STATED EXERCISE -> Return all lines from the listing below in which the string "title" occurs.
————
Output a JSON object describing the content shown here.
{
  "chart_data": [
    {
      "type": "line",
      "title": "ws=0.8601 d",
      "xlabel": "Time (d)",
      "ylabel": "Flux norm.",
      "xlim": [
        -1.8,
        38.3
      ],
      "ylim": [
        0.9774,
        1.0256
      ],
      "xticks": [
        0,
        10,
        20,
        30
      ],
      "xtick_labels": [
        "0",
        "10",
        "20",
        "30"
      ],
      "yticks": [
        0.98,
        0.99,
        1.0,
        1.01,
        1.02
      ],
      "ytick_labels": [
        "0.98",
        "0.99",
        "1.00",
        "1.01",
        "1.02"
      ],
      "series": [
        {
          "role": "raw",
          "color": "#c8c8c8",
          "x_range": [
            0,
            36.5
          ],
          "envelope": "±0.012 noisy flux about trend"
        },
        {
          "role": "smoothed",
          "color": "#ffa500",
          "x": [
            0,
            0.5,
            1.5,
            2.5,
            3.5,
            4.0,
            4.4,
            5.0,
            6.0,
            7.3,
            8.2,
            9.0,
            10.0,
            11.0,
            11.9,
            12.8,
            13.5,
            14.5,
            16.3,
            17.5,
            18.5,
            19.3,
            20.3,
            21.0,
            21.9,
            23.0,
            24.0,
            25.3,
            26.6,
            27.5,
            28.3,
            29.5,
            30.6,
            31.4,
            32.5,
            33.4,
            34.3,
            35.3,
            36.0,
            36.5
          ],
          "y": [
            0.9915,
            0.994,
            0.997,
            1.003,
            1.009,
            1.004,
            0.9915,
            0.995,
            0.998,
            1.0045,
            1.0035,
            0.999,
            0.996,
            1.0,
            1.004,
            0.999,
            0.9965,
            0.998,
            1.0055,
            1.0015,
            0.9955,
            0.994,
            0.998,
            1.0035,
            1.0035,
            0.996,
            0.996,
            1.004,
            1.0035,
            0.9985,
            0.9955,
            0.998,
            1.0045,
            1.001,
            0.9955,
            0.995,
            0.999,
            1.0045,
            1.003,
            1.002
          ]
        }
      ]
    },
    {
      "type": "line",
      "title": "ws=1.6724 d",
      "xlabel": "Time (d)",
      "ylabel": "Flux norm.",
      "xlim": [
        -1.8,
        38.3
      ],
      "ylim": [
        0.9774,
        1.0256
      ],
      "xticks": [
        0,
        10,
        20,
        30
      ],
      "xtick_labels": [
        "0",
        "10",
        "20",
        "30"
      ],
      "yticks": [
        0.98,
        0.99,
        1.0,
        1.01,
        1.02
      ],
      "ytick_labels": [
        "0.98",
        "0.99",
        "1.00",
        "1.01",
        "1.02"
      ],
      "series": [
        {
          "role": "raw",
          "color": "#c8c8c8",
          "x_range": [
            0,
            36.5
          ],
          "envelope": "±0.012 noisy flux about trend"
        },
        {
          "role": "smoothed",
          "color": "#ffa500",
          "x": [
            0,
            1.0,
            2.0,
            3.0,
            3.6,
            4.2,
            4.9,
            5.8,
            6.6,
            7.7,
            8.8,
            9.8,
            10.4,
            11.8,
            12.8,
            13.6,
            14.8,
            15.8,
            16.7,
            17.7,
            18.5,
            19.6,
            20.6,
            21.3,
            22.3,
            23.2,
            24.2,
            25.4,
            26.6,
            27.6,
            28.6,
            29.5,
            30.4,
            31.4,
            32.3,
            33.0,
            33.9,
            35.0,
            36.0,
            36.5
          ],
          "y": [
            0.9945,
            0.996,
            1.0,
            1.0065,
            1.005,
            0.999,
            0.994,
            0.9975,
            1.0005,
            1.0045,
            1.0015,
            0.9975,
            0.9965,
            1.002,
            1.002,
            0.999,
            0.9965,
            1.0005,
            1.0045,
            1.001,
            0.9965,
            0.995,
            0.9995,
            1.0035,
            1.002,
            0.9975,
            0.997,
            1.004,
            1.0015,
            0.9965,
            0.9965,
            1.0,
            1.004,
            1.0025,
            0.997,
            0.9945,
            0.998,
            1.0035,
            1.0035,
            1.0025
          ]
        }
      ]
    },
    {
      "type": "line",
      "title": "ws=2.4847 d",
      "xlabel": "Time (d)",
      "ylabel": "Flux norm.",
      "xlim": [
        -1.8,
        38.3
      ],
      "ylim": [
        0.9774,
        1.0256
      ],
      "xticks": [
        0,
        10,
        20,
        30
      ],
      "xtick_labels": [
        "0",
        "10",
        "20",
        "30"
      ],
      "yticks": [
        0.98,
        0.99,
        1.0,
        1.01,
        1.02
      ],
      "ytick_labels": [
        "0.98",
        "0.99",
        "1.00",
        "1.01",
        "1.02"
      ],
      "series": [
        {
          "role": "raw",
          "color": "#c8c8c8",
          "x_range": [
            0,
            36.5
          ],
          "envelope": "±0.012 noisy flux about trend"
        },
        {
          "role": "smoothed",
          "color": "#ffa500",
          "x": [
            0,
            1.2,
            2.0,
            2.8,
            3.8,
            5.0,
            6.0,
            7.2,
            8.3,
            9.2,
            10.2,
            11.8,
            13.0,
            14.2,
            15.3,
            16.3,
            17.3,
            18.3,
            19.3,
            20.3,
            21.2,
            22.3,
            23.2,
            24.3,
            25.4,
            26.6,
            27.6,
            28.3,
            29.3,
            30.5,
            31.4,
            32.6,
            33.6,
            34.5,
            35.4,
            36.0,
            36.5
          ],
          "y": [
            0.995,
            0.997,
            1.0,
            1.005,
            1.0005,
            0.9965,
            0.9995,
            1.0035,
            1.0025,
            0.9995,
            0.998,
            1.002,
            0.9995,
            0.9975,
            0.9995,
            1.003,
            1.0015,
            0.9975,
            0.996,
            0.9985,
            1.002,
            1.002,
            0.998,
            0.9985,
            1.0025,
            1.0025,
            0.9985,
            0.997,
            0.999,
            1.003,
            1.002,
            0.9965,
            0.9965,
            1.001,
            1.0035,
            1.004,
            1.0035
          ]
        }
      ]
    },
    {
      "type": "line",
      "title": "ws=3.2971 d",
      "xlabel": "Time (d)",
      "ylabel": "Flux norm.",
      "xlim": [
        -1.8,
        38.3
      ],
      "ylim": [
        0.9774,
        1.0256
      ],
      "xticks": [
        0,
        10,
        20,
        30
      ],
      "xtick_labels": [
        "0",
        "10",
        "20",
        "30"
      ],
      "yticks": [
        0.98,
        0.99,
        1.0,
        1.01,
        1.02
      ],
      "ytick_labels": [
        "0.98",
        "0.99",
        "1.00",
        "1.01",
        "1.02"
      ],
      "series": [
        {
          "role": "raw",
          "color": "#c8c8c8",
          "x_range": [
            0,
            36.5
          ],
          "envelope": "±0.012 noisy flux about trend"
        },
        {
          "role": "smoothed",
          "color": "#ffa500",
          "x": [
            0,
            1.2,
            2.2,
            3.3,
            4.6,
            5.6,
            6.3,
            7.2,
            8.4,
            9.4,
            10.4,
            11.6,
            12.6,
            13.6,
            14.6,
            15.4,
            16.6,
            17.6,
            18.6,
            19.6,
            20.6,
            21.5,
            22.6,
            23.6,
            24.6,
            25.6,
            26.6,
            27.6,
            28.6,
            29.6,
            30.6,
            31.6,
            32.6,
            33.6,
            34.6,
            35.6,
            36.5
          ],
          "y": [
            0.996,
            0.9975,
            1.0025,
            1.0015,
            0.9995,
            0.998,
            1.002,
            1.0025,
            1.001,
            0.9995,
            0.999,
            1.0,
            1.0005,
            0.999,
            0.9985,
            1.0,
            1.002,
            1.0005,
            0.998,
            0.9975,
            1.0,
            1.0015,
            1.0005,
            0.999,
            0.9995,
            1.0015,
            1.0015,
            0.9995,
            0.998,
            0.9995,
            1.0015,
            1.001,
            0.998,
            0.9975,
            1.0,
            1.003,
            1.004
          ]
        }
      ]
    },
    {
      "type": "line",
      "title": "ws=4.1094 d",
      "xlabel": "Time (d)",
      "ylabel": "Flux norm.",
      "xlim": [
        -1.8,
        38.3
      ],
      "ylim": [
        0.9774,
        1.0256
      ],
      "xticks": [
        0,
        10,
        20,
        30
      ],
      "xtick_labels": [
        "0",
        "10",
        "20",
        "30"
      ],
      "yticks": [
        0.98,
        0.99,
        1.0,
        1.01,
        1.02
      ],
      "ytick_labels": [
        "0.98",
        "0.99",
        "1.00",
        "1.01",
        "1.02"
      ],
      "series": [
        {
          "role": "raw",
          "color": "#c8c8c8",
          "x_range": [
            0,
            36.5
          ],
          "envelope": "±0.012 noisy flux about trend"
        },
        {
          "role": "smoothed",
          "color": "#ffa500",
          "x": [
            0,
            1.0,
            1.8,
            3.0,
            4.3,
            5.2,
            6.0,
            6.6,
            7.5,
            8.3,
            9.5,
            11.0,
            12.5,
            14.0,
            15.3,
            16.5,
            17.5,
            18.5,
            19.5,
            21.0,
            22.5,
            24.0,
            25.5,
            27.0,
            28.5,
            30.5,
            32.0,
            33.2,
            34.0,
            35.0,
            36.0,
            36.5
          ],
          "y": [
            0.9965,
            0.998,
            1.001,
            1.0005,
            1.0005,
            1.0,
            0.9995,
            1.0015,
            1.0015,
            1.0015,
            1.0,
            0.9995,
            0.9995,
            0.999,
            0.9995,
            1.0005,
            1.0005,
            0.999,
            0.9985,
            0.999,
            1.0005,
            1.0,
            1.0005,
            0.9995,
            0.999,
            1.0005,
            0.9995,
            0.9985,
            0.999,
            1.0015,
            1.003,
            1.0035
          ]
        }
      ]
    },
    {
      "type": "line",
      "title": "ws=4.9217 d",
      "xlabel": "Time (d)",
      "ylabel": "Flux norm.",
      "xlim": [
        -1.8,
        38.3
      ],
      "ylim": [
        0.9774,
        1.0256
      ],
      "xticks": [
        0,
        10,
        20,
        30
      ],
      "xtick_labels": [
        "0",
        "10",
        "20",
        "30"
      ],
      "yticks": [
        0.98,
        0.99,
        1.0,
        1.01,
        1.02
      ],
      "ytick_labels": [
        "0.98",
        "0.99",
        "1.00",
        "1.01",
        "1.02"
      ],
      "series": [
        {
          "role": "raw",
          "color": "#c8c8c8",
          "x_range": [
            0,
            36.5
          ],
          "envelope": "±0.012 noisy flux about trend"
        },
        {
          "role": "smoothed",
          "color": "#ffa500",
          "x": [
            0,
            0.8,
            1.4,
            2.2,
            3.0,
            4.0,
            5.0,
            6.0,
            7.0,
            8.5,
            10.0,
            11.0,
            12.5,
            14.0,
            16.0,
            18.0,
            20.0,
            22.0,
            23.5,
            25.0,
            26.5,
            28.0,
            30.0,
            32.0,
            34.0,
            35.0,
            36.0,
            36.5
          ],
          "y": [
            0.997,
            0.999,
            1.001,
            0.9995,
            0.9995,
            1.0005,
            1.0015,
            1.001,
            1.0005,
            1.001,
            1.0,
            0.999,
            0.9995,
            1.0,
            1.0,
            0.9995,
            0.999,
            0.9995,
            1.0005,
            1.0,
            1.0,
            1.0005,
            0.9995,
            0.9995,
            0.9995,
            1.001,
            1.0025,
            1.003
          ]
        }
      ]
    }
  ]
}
————
RESPONSE TO THE TASK ->
      "title": "ws=0.8601 d",
      "title": "ws=1.6724 d",
      "title": "ws=2.4847 d",
      "title": "ws=3.2971 d",
      "title": "ws=4.1094 d",
      "title": "ws=4.9217 d",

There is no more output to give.